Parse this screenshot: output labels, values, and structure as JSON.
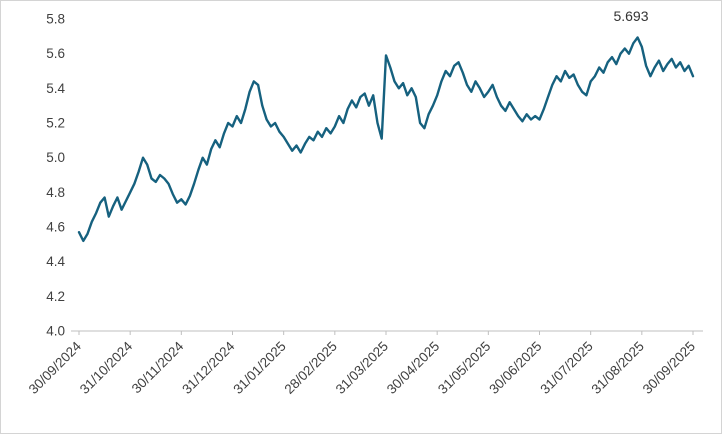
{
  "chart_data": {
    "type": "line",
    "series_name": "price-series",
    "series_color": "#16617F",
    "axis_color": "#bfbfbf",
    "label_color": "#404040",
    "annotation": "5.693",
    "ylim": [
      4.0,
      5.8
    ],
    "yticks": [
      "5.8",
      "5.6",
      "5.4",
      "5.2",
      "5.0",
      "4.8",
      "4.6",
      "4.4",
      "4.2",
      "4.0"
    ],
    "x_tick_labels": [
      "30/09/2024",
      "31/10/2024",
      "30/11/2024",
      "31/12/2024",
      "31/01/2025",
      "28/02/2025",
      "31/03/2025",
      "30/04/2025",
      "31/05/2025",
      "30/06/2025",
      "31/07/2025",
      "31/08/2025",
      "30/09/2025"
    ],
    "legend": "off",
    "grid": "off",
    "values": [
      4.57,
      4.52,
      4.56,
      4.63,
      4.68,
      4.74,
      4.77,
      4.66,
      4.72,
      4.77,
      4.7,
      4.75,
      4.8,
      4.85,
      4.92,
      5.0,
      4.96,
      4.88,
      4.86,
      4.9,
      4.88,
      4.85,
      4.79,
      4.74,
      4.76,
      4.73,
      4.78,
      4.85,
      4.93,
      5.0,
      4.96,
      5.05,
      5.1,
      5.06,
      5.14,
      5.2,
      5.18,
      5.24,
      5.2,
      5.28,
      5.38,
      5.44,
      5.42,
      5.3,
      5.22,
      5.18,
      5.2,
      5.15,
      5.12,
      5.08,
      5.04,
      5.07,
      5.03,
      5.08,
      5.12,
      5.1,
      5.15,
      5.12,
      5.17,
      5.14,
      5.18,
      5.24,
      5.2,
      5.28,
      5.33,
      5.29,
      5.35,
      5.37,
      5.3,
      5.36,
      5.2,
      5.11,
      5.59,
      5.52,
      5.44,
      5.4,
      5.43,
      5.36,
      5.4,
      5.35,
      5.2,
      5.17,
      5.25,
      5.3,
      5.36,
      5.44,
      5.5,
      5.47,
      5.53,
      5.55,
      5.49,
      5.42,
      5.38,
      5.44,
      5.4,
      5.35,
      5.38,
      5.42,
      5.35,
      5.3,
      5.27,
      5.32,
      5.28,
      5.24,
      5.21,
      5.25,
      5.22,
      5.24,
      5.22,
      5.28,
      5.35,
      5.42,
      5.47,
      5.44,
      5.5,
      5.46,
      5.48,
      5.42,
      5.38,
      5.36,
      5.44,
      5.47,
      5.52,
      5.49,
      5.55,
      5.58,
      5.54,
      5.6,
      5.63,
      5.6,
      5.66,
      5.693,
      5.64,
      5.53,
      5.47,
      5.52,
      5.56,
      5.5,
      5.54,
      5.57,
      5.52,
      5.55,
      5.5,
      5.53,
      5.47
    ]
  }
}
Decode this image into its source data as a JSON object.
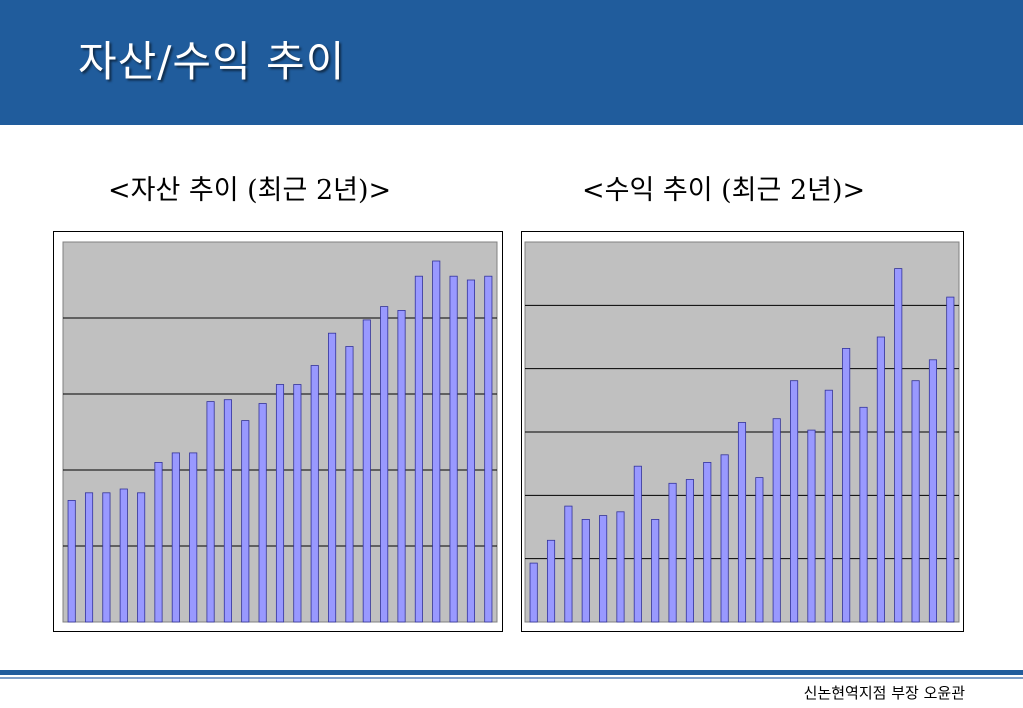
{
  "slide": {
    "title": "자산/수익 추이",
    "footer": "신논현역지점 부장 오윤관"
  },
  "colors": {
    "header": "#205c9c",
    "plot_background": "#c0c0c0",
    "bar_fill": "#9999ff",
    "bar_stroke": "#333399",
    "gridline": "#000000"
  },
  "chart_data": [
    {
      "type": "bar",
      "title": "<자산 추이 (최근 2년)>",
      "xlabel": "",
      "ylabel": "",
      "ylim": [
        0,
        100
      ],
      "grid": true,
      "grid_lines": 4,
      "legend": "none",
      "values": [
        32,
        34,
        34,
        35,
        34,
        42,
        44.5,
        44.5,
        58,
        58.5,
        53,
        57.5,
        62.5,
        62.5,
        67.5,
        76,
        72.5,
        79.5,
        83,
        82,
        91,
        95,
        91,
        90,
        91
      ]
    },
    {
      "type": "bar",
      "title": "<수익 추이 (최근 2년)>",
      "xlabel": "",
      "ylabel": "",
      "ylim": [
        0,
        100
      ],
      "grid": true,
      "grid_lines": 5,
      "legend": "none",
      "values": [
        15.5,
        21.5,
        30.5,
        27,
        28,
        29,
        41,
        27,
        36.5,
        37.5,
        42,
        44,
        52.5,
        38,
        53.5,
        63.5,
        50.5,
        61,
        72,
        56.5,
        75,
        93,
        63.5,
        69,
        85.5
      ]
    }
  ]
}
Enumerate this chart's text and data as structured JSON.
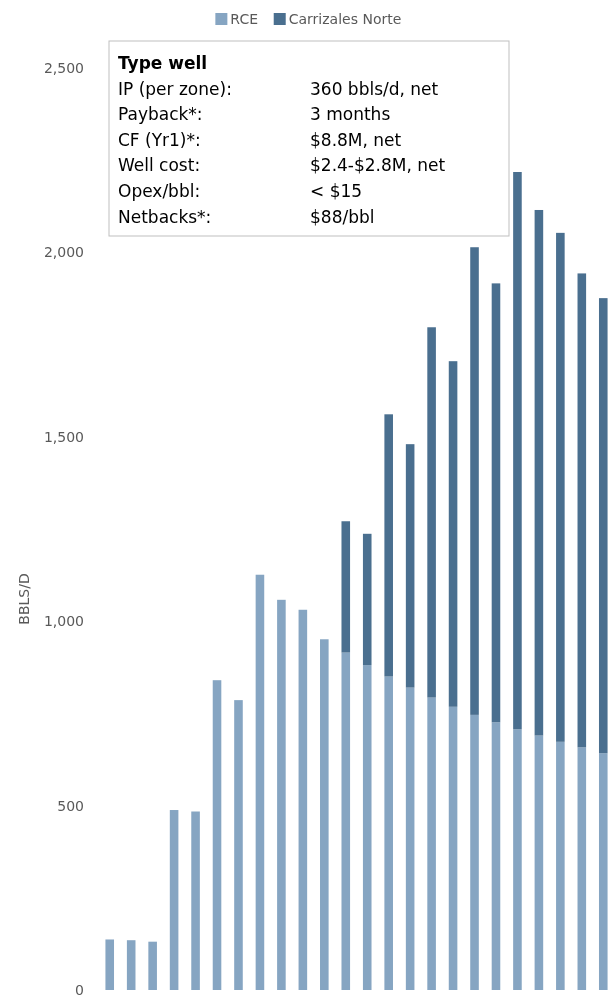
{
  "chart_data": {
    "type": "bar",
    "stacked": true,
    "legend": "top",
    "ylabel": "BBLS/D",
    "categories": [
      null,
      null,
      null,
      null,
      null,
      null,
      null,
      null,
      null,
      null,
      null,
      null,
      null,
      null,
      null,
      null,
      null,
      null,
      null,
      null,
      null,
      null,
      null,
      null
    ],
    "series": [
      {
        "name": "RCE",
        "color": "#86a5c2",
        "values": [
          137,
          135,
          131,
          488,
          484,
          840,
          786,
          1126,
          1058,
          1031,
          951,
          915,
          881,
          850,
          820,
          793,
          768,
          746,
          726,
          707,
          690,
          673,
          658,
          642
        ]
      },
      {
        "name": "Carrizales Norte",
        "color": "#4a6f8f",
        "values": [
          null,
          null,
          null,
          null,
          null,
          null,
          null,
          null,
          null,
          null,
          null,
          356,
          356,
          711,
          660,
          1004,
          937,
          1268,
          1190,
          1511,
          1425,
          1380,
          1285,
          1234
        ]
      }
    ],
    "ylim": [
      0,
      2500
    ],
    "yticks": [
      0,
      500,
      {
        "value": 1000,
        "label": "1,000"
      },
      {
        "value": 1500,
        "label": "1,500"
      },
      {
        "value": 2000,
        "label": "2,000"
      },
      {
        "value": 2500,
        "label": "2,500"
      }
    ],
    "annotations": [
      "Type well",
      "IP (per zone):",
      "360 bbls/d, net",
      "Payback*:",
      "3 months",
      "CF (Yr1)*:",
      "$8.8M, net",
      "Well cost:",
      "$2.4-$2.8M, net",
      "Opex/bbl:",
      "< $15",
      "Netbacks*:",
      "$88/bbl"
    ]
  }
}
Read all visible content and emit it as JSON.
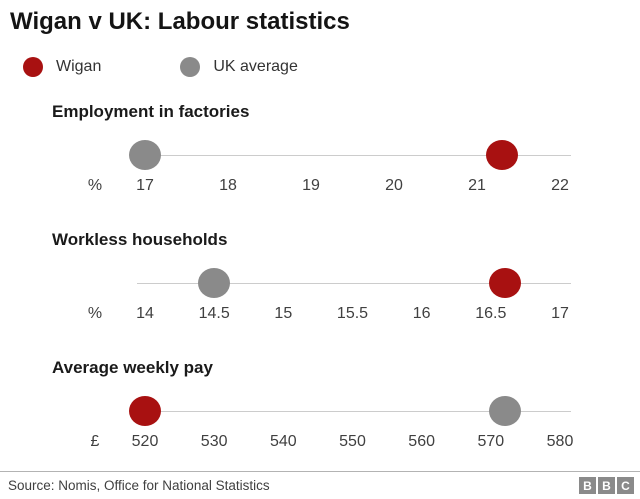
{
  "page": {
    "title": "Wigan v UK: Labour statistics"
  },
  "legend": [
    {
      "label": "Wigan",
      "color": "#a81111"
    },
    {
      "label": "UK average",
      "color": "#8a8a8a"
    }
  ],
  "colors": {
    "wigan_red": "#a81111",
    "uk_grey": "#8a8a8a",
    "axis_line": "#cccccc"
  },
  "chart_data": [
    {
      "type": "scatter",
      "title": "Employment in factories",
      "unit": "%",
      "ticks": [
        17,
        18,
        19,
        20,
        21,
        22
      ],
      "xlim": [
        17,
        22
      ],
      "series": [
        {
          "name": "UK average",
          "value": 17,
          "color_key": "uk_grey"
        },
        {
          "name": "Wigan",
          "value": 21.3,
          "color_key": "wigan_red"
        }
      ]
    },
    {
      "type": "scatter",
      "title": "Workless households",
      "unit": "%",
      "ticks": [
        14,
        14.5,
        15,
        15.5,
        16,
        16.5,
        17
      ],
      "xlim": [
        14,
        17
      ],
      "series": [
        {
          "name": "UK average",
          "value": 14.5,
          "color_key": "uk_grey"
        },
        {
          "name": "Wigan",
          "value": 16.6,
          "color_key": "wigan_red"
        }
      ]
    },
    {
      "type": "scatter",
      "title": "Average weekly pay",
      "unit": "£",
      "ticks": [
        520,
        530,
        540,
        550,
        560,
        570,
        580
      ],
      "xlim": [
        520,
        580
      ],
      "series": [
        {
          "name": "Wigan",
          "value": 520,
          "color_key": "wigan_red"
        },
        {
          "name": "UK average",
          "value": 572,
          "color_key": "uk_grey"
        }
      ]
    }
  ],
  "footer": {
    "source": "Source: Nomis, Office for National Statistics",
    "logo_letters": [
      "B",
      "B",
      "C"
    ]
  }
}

------------

Find all lines with "this" in them and copy each one.

Parse this screenshot: output labels, values, and structure as JSON.
Decode this image into its source data as a JSON object.
Enumerate this chart's text and data as structured JSON.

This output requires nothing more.